__WRITTEN EXERCISE__. Extract each line holding the word "block" from the entries.

__DATASET EXTRACT__.
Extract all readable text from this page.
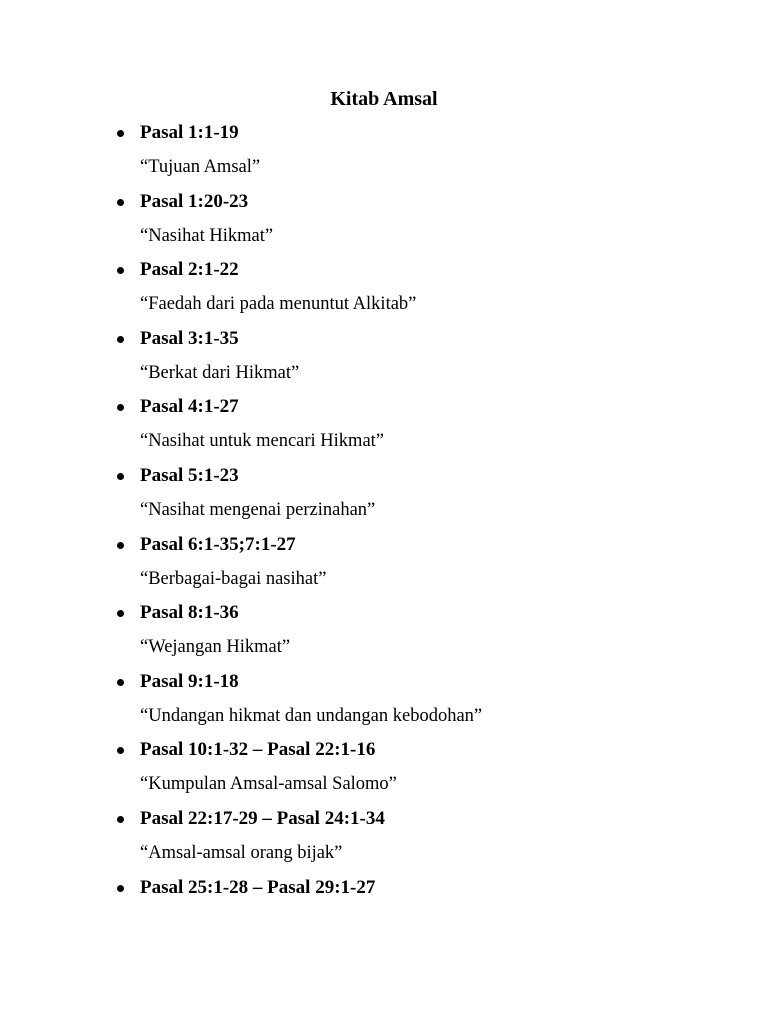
Kitab Amsal
Pasal 1:1-19
“Tujuan Amsal”
Pasal 1:20-23
“Nasihat Hikmat”
Pasal 2:1-22
“Faedah dari pada menuntut Alkitab”
Pasal 3:1-35
“Berkat dari Hikmat”
Pasal 4:1-27
“Nasihat untuk mencari Hikmat”
Pasal 5:1-23
“Nasihat mengenai perzinahan”
Pasal 6:1-35;7:1-27
“Berbagai-bagai nasihat”
Pasal 8:1-36
“Wejangan Hikmat”
Pasal 9:1-18
“Undangan hikmat dan undangan kebodohan”
Pasal 10:1-32 – Pasal 22:1-16
“Kumpulan Amsal-amsal Salomo”
Pasal 22:17-29 – Pasal 24:1-34
“Amsal-amsal orang bijak”
Pasal 25:1-28 – Pasal 29:1-27
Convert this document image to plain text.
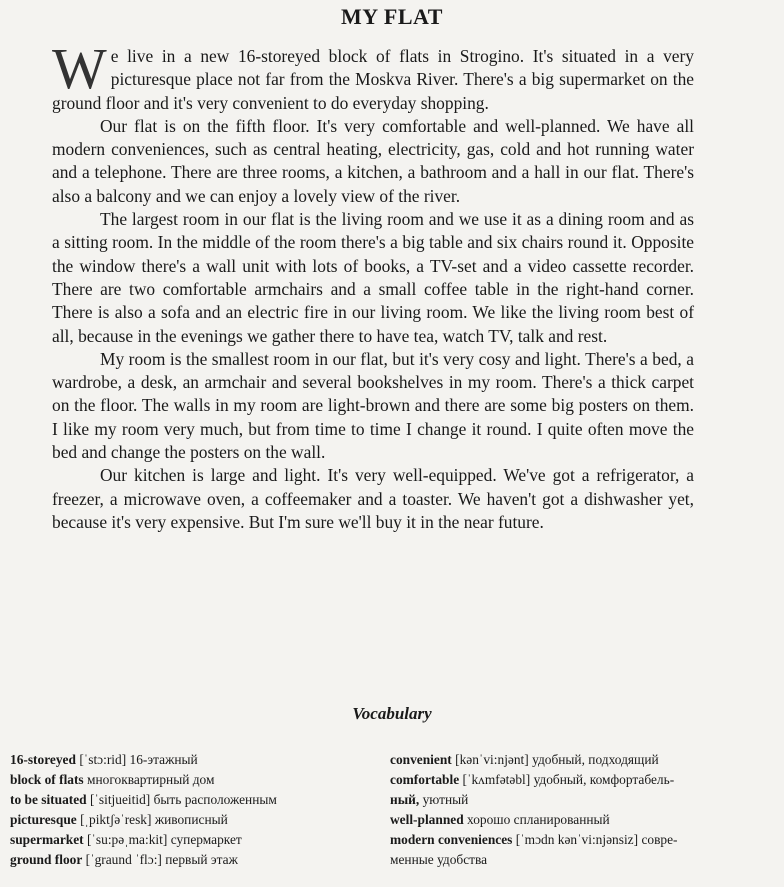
MY FLAT

We live in a new 16-storeyed block of flats in Strogino. It's situated in a very picturesque place not far from the Moskva River. There's a big supermarket on the ground floor and it's very convenient to do everyday shopping.

Our flat is on the fifth floor. It's very comfortable and well-planned. We have all modern conveniences, such as central heating, electricity, gas, cold and hot running water and a telephone. There are three rooms, a kitchen, a bathroom and a hall in our flat. There's also a balcony and we can enjoy a lovely view of the river.

The largest room in our flat is the living room and we use it as a dining room and as a sitting room. In the middle of the room there's a big table and six chairs round it. Opposite the window there's a wall unit with lots of books, a TV-set and a video cassette recorder. There are two comfortable armchairs and a small coffee table in the right-hand corner. There is also a sofa and an electric fire in our living room. We like the living room best of all, because in the evenings we gather there to have tea, watch TV, talk and rest.

My room is the smallest room in our flat, but it's very cosy and light. There's a bed, a wardrobe, a desk, an armchair and several bookshelves in my room. There's a thick carpet on the floor. The walls in my room are light-brown and there are some big posters on them. I like my room very much, but from time to time I change it round. I quite often move the bed and change the posters on the wall.

Our kitchen is large and light. It's very well-equipped. We've got a refrigerator, a freezer, a microwave oven, a coffeemaker and a toaster. We haven't got a dishwasher yet, because it's very expensive. But I'm sure we'll buy it in the near future.

Vocabulary
16-storeyed [ˈstɔ:rid] 16-этажный
block of flats многоквартирный дом
to be situated [ˈsitjueitid] быть расположенным
picturesque [ˌpiktʃəˈresk] живописный
supermarket [ˈsu:pəˌma:kit] супермаркет
ground floor [ˈgraund ˈflɔ:] первый этаж
convenient [kənˈvi:njənt] удобный, подходящий
comfortable [ˈkʌmfətəbl] удобный, комфортабель-
ный, уютный
well-planned хорошо спланированный
modern conveniences [ˈmɔdn kənˈvi:njənsiz] совре-
менные удобства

__TASK RESPONSE__.
We live in a new 16-storeyed block of flats in Strogino. It's situated in a very picturesque place not far from the Moskva River. There's a big supermarket on the ground floor and it's very convenient to do everyday shopping.
block of flats многоквартирный дом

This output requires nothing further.